**Task statement**:
Pictures stay out of your copy, but everything else in the records below must be repeated exactly.

**The input**:
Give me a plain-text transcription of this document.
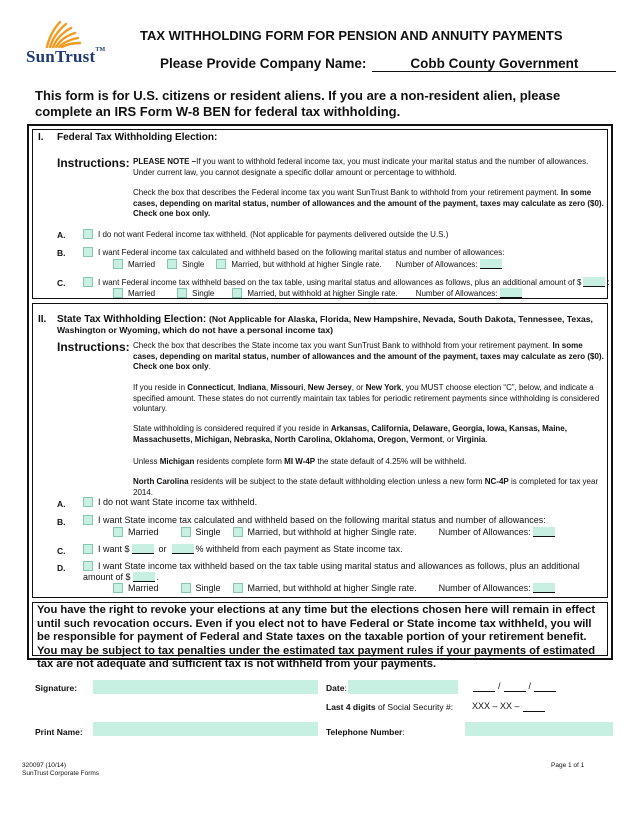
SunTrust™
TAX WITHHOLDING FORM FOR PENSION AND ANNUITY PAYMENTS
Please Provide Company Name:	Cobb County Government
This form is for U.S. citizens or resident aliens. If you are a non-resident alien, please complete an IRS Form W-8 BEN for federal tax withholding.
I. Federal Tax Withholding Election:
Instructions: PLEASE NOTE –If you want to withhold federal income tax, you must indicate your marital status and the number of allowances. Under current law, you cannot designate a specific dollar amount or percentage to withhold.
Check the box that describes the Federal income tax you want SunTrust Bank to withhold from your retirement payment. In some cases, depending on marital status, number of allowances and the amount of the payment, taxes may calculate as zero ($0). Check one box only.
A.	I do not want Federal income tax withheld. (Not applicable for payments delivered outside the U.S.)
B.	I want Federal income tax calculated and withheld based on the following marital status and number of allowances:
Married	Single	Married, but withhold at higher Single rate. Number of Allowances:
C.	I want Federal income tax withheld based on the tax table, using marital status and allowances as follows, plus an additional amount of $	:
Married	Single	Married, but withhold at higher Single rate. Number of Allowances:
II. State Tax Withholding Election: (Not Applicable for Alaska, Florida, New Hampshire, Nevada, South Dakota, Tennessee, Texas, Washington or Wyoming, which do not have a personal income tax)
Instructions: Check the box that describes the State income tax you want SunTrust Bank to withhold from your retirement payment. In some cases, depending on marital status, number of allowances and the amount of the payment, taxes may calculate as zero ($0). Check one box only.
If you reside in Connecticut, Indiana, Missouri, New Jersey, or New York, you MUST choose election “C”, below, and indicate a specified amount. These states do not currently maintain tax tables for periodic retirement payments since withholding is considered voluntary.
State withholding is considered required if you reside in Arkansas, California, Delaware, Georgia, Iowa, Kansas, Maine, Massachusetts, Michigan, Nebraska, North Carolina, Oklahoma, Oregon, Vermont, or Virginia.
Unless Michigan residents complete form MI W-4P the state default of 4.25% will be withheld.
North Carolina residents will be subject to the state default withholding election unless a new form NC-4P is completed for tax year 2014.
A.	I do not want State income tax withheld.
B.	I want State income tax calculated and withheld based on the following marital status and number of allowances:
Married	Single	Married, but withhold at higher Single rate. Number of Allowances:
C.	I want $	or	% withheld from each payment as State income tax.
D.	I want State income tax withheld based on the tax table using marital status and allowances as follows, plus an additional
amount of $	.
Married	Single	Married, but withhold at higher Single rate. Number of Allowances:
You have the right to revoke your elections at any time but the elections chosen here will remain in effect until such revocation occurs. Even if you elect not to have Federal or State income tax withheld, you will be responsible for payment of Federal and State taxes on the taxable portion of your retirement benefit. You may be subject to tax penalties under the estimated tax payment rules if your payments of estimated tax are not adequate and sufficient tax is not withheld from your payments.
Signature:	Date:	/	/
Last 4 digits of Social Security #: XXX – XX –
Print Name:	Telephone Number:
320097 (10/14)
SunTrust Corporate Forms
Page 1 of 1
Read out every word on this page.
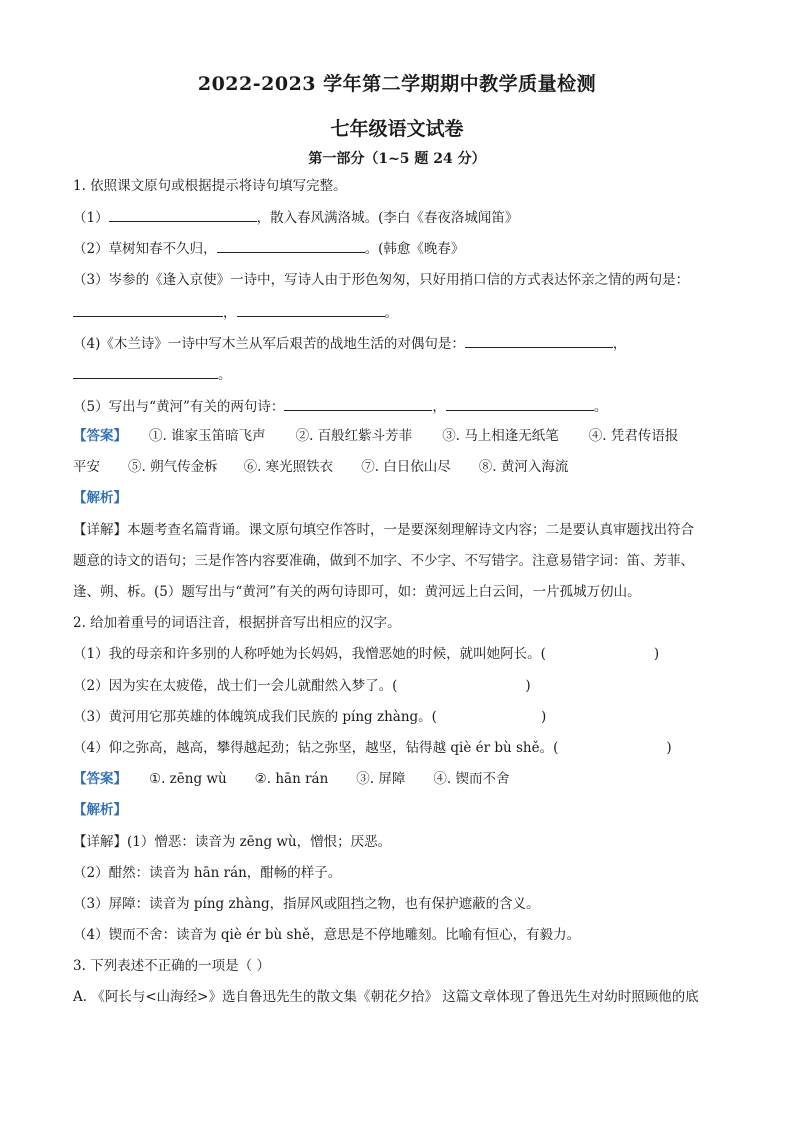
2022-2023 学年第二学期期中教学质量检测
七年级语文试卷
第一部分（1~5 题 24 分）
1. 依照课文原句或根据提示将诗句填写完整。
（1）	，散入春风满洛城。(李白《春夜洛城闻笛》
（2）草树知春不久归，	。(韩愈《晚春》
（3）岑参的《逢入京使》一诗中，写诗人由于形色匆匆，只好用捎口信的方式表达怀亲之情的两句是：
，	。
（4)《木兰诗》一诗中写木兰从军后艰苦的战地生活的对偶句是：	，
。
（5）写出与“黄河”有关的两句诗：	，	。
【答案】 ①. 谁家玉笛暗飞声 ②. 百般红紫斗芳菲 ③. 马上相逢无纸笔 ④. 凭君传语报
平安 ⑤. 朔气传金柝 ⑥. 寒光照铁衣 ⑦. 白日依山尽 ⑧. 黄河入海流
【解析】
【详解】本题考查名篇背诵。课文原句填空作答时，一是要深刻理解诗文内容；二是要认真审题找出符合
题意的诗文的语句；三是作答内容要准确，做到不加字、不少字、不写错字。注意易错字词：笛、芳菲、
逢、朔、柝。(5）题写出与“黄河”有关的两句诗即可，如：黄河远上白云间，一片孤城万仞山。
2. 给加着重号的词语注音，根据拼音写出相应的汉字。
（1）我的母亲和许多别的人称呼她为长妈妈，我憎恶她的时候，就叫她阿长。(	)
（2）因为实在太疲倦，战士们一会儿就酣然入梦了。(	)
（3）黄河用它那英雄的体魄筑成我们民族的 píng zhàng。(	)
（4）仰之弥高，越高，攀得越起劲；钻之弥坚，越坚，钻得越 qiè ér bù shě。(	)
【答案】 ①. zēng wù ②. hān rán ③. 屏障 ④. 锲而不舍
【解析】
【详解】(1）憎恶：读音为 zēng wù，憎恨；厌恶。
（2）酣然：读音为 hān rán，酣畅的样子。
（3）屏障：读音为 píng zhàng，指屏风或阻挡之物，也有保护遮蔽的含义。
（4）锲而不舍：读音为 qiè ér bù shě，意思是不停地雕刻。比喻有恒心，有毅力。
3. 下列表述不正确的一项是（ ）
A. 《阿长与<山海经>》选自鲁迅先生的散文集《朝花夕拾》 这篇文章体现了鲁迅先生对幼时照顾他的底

**Expected output**:
Give me a plain-text transcription of this document.
SunTrust™
TAX WITHHOLDING FORM FOR PENSION AND ANNUITY PAYMENTS
Please Provide Company Name:	Cobb County Government
This form is for U.S. citizens or resident aliens. If you are a non-resident alien, please complete an IRS Form W-8 BEN for federal tax withholding.
I. Federal Tax Withholding Election:
Instructions: PLEASE NOTE –If you want to withhold federal income tax, you must indicate your marital status and the number of allowances. Under current law, you cannot designate a specific dollar amount or percentage to withhold.
Check the box that describes the Federal income tax you want SunTrust Bank to withhold from your retirement payment. In some cases, depending on marital status, number of allowances and the amount of the payment, taxes may calculate as zero ($0). Check one box only.
A.	I do not want Federal income tax withheld. (Not applicable for payments delivered outside the U.S.)
B.	I want Federal income tax calculated and withheld based on the following marital status and number of allowances:
Married	Single	Married, but withhold at higher Single rate. Number of Allowances:
C.	I want Federal income tax withheld based on the tax table, using marital status and allowances as follows, plus an additional amount of $	:
Married	Single	Married, but withhold at higher Single rate. Number of Allowances:
II. State Tax Withholding Election: (Not Applicable for Alaska, Florida, New Hampshire, Nevada, South Dakota, Tennessee, Texas, Washington or Wyoming, which do not have a personal income tax)
Instructions: Check the box that describes the State income tax you want SunTrust Bank to withhold from your retirement payment. In some cases, depending on marital status, number of allowances and the amount of the payment, taxes may calculate as zero ($0). Check one box only.
If you reside in Connecticut, Indiana, Missouri, New Jersey, or New York, you MUST choose election “C”, below, and indicate a specified amount. These states do not currently maintain tax tables for periodic retirement payments since withholding is considered voluntary.
State withholding is considered required if you reside in Arkansas, California, Delaware, Georgia, Iowa, Kansas, Maine, Massachusetts, Michigan, Nebraska, North Carolina, Oklahoma, Oregon, Vermont, or Virginia.
Unless Michigan residents complete form MI W-4P the state default of 4.25% will be withheld.
North Carolina residents will be subject to the state default withholding election unless a new form NC-4P is completed for tax year 2014.
A.	I do not want State income tax withheld.
B.	I want State income tax calculated and withheld based on the following marital status and number of allowances:
Married	Single	Married, but withhold at higher Single rate. Number of Allowances:
C.	I want $	or	% withheld from each payment as State income tax.
D.	I want State income tax withheld based on the tax table using marital status and allowances as follows, plus an additional
amount of $	.
Married	Single	Married, but withhold at higher Single rate. Number of Allowances:
You have the right to revoke your elections at any time but the elections chosen here will remain in effect until such revocation occurs. Even if you elect not to have Federal or State income tax withheld, you will be responsible for payment of Federal and State taxes on the taxable portion of your retirement benefit. You may be subject to tax penalties under the estimated tax payment rules if your payments of estimated tax are not adequate and sufficient tax is not withheld from your payments.
Signature:	Date:	/	/
Last 4 digits of Social Security #: XXX – XX –
Print Name:	Telephone Number:
320097 (10/14)
SunTrust Corporate Forms
Page 1 of 1
Read out every word on this page.
2022-2023 学年第二学期期中教学质量检测
七年级语文试卷
第一部分（1~5 题 24 分）
1. 依照课文原句或根据提示将诗句填写完整。
（1）	，散入春风满洛城。(李白《春夜洛城闻笛》
（2）草树知春不久归，	。(韩愈《晚春》
（3）岑参的《逢入京使》一诗中，写诗人由于形色匆匆，只好用捎口信的方式表达怀亲之情的两句是：
，	。
（4)《木兰诗》一诗中写木兰从军后艰苦的战地生活的对偶句是：	，
。
（5）写出与“黄河”有关的两句诗：	，	。
【答案】 ①. 谁家玉笛暗飞声 ②. 百般红紫斗芳菲 ③. 马上相逢无纸笔 ④. 凭君传语报
平安 ⑤. 朔气传金柝 ⑥. 寒光照铁衣 ⑦. 白日依山尽 ⑧. 黄河入海流
【解析】
【详解】本题考查名篇背诵。课文原句填空作答时，一是要深刻理解诗文内容；二是要认真审题找出符合
题意的诗文的语句；三是作答内容要准确，做到不加字、不少字、不写错字。注意易错字词：笛、芳菲、
逢、朔、柝。(5）题写出与“黄河”有关的两句诗即可，如：黄河远上白云间，一片孤城万仞山。
2. 给加着重号的词语注音，根据拼音写出相应的汉字。
（1）我的母亲和许多别的人称呼她为长妈妈，我憎恶她的时候，就叫她阿长。(	)
（2）因为实在太疲倦，战士们一会儿就酣然入梦了。(	)
（3）黄河用它那英雄的体魄筑成我们民族的 píng zhàng。(	)
（4）仰之弥高，越高，攀得越起劲；钻之弥坚，越坚，钻得越 qiè ér bù shě。(	)
【答案】 ①. zēng wù ②. hān rán ③. 屏障 ④. 锲而不舍
【解析】
【详解】(1）憎恶：读音为 zēng wù，憎恨；厌恶。
（2）酣然：读音为 hān rán，酣畅的样子。
（3）屏障：读音为 píng zhàng，指屏风或阻挡之物，也有保护遮蔽的含义。
（4）锲而不舍：读音为 qiè ér bù shě，意思是不停地雕刻。比喻有恒心，有毅力。
3. 下列表述不正确的一项是（ ）
A. 《阿长与<山海经>》选自鲁迅先生的散文集《朝花夕拾》 这篇文章体现了鲁迅先生对幼时照顾他的底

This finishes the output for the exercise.